→ TASK INSTRUCTIONS:
Show each line from the listing that includes the word "Courtney".

═════ RAW RECORDS ═════

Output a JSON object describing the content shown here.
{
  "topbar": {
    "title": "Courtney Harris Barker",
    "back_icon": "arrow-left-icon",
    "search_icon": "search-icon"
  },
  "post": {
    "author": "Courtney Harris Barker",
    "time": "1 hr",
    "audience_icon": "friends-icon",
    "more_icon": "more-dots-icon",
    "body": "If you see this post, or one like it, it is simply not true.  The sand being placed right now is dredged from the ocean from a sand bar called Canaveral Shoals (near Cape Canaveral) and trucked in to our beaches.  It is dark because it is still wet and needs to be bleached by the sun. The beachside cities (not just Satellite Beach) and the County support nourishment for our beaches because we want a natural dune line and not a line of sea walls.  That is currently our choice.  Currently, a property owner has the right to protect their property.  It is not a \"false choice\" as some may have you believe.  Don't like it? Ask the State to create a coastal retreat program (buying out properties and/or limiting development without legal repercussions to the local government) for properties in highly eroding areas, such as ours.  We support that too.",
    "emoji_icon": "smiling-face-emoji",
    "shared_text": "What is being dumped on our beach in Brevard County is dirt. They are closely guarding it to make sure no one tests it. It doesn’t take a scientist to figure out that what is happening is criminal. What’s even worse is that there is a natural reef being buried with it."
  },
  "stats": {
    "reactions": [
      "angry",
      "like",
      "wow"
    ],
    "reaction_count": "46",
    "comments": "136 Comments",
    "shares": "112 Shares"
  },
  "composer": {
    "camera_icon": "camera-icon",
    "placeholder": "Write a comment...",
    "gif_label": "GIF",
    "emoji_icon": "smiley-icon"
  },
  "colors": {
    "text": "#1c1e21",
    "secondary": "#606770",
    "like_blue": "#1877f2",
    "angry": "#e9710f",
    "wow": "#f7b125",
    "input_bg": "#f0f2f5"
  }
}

═════

→ SOLUTION BELOW:
    "title": "Courtney Harris Barker",
    "author": "Courtney Harris Barker",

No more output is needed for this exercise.